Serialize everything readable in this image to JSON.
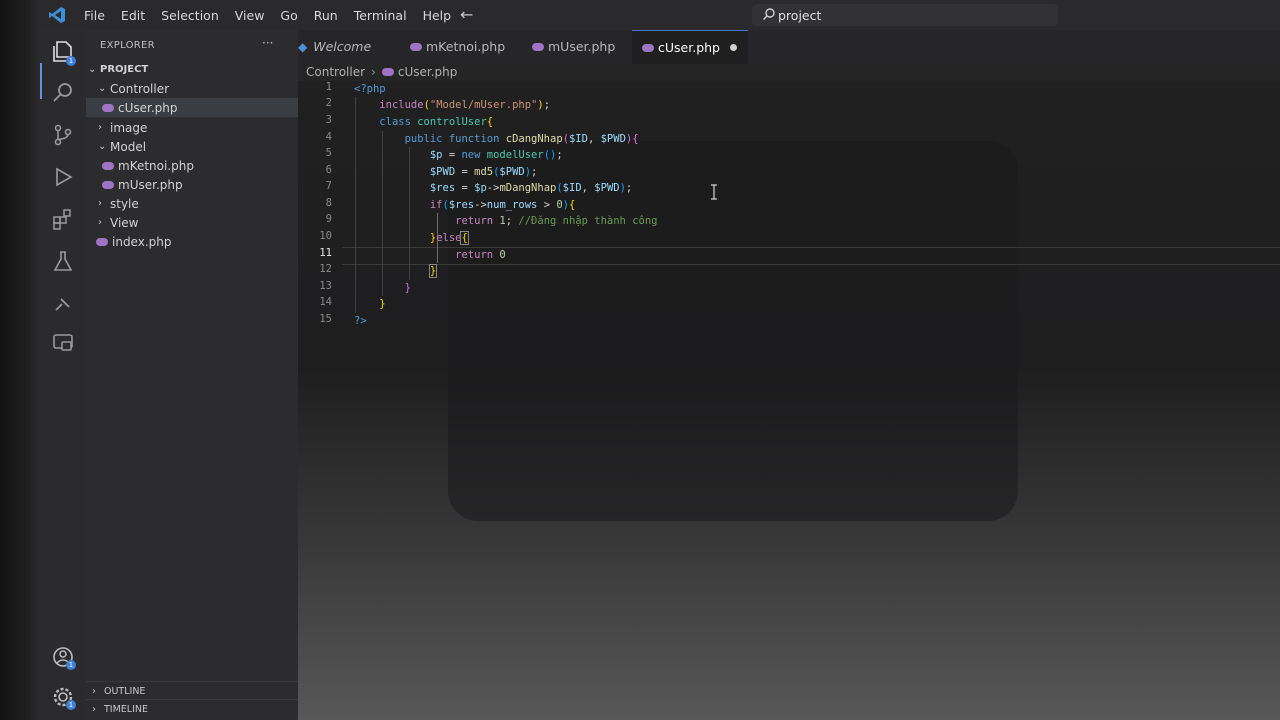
{
  "menu": [
    "File",
    "Edit",
    "Selection",
    "View",
    "Go",
    "Run",
    "Terminal",
    "Help"
  ],
  "command_center": {
    "text": "project"
  },
  "sidebar": {
    "header": "EXPLORER",
    "project": "PROJECT",
    "tree": [
      {
        "label": "Controller",
        "type": "folder-open"
      },
      {
        "label": "cUser.php",
        "type": "file",
        "selected": true
      },
      {
        "label": "image",
        "type": "folder-closed"
      },
      {
        "label": "Model",
        "type": "folder-open"
      },
      {
        "label": "mKetnoi.php",
        "type": "file"
      },
      {
        "label": "mUser.php",
        "type": "file"
      },
      {
        "label": "style",
        "type": "folder-closed"
      },
      {
        "label": "View",
        "type": "folder-closed"
      },
      {
        "label": "index.php",
        "type": "file"
      }
    ],
    "footer": [
      "OUTLINE",
      "TIMELINE"
    ]
  },
  "tabs": [
    {
      "label": "Welcome",
      "icon": "vscode-icon"
    },
    {
      "label": "mKetnoi.php",
      "icon": "php-icon"
    },
    {
      "label": "mUser.php",
      "icon": "php-icon"
    },
    {
      "label": "cUser.php",
      "icon": "php-icon",
      "active": true,
      "unsaved": true
    }
  ],
  "breadcrumb": [
    "Controller",
    "cUser.php"
  ],
  "editor": {
    "line_numbers": [
      "1",
      "2",
      "3",
      "4",
      "5",
      "6",
      "7",
      "8",
      "9",
      "10",
      "11",
      "12",
      "13",
      "14",
      "15"
    ],
    "current_line": "11",
    "code": {
      "l1_open": "<?php",
      "l2_include": "include",
      "l2_path": "\"Model/mUser.php\"",
      "l3_class_kw": "class",
      "l3_class_name": "controlUser",
      "l4_public": "public",
      "l4_function": "function",
      "l4_fn_name": "cDangNhap",
      "l4_p1": "$ID",
      "l4_p2": "$PWD",
      "l5_var": "$p",
      "l5_new": "new",
      "l5_cls": "modelUser",
      "l6_var": "$PWD",
      "l6_fn": "md5",
      "l6_arg": "$PWD",
      "l7_var": "$res",
      "l7_obj": "$p",
      "l7_method": "mDangNhap",
      "l7_a1": "$ID",
      "l7_a2": "$PWD",
      "l8_if": "if",
      "l8_var": "$res",
      "l8_prop": "num_rows",
      "l8_num": "0",
      "l9_return": "return",
      "l9_num": "1",
      "l9_comment": "//Đăng nhập thành công",
      "l10_else": "else",
      "l11_return": "return",
      "l11_num": "0",
      "l15_close": "?>"
    }
  },
  "activity_bar": [
    "explorer-icon",
    "search-icon",
    "source-control-icon",
    "run-debug-icon",
    "extensions-icon",
    "testing-icon",
    "remote-icon",
    "remote-explorer-icon",
    "account-icon",
    "settings-gear-icon"
  ],
  "colors": {
    "accent": "#4d78cc",
    "badge": "#3d7fd9",
    "php": "#a074c4"
  }
}
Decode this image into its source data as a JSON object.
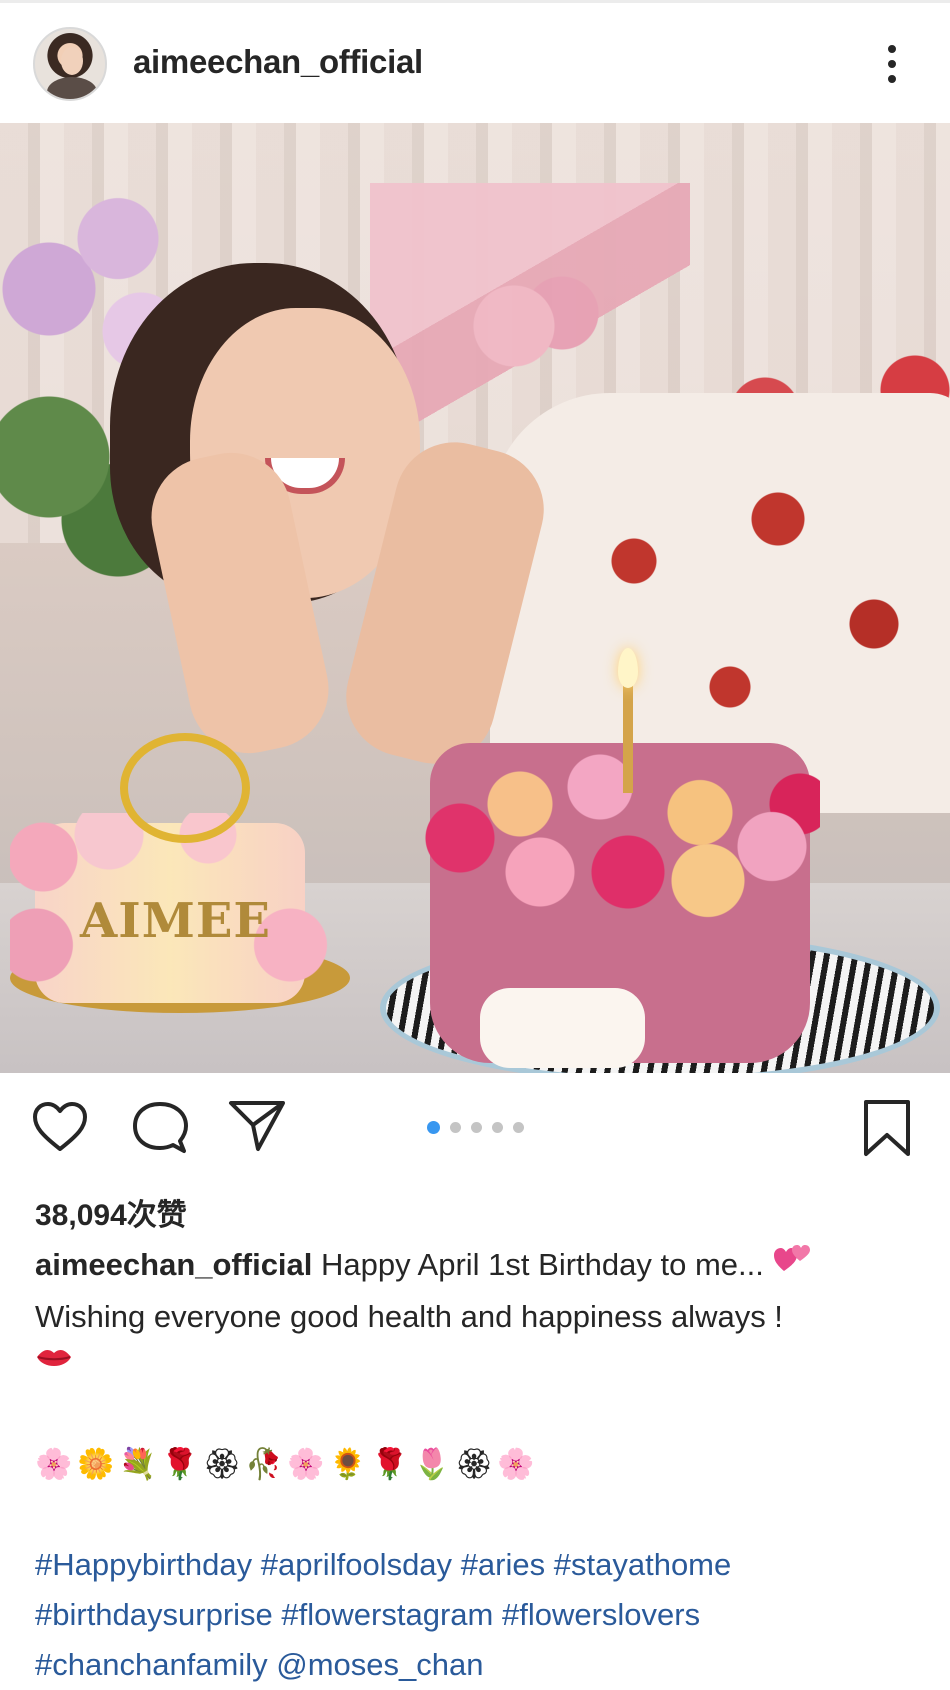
{
  "header": {
    "username": "aimeechan_official"
  },
  "carousel": {
    "total": 5,
    "active_index": 0
  },
  "post": {
    "likes_label": "38,094次赞",
    "caption_user": "aimeechan_official",
    "caption_line1": "Happy April 1st Birthday to me... ",
    "caption_line2": "Wishing everyone good health and happiness always !",
    "emoji_row": [
      "🌸",
      "🌼",
      "💐",
      "🌹",
      "🏵",
      "🥀",
      "🌸",
      "🌻",
      "🌹",
      "🌷",
      "🏵",
      "🌸"
    ],
    "hashtags": [
      "#Happybirthday",
      "#aprilfoolsday",
      "#aries",
      "#stayathome",
      "#birthdaysurprise",
      "#flowerstagram",
      "#flowerslovers",
      "#chanchanfamily",
      "@moses_chan"
    ],
    "cake_name_text": "AIMEE"
  },
  "colors": {
    "link": "#2a5a9a",
    "active_dot": "#3897f0",
    "text": "#262626"
  },
  "icons": {
    "like": "heart-icon",
    "comment": "comment-icon",
    "share": "paper-plane-icon",
    "save": "bookmark-icon",
    "more": "more-vertical-icon"
  }
}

====

GOAL:
Tell how many lines contain the word "true", using only the number.

TASK RESULT:
3